| Problem description |
Each record is to be printed again precisely as it reads.

| Input records |
▶
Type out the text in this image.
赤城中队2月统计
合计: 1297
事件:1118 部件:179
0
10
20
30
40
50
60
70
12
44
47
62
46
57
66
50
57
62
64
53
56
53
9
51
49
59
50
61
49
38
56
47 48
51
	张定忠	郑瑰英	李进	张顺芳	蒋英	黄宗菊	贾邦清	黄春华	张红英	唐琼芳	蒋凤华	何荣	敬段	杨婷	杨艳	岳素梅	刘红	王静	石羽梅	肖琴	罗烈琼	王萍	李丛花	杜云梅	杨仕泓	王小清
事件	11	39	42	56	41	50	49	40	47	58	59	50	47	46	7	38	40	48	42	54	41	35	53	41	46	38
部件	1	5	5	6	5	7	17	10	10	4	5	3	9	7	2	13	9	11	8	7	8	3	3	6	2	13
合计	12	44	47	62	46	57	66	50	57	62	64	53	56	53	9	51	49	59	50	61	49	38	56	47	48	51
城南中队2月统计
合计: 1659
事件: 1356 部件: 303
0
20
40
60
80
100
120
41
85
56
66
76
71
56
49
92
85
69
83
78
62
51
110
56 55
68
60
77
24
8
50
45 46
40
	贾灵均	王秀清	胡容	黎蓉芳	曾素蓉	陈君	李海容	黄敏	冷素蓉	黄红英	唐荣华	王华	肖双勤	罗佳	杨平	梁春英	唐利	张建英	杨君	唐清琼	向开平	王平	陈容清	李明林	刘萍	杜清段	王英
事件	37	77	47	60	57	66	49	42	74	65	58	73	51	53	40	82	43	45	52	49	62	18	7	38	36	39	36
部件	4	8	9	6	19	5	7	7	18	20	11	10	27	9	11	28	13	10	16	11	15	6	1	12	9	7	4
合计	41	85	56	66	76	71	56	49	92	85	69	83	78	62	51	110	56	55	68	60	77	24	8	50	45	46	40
◀
| Solution to the exercise |
Type out the text in this image.
赤城中队2月统计
合计: 1297
事件:1118 部件:179
0
10
20
30
40
50
60
70
12
44
47
62
46
57
66
50
57
62
64
53
56
53
9
51
49
59
50
61
49
38
56
47 48
51
	张定忠	郑瑰英	李进	张顺芳	蒋英	黄宗菊	贾邦清	黄春华	张红英	唐琼芳	蒋凤华	何荣	敬段	杨婷	杨艳	岳素梅	刘红	王静	石羽梅	肖琴	罗烈琼	王萍	李丛花	杜云梅	杨仕泓	王小清
事件	11	39	42	56	41	50	49	40	47	58	59	50	47	46	7	38	40	48	42	54	41	35	53	41	46	38
部件	1	5	5	6	5	7	17	10	10	4	5	3	9	7	2	13	9	11	8	7	8	3	3	6	2	13
合计	12	44	47	62	46	57	66	50	57	62	64	53	56	53	9	51	49	59	50	61	49	38	56	47	48	51
城南中队2月统计
合计: 1659
事件: 1356 部件: 303
0
20
40
60
80
100
120
41
85
56
66
76
71
56
49
92
85
69
83
78
62
51
110
56 55
68
60
77
24
8
50
45 46
40
	贾灵均	王秀清	胡容	黎蓉芳	曾素蓉	陈君	李海容	黄敏	冷素蓉	黄红英	唐荣华	王华	肖双勤	罗佳	杨平	梁春英	唐利	张建英	杨君	唐清琼	向开平	王平	陈容清	李明林	刘萍	杜清段	王英
事件	37	77	47	60	57	66	49	42	74	65	58	73	51	53	40	82	43	45	52	49	62	18	7	38	36	39	36
部件	4	8	9	6	19	5	7	7	18	20	11	10	27	9	11	28	13	10	16	11	15	6	1	12	9	7	4
合计	41	85	56	66	76	71	56	49	92	85	69	83	78	62	51	110	56	55	68	60	77	24	8	50	45	46	40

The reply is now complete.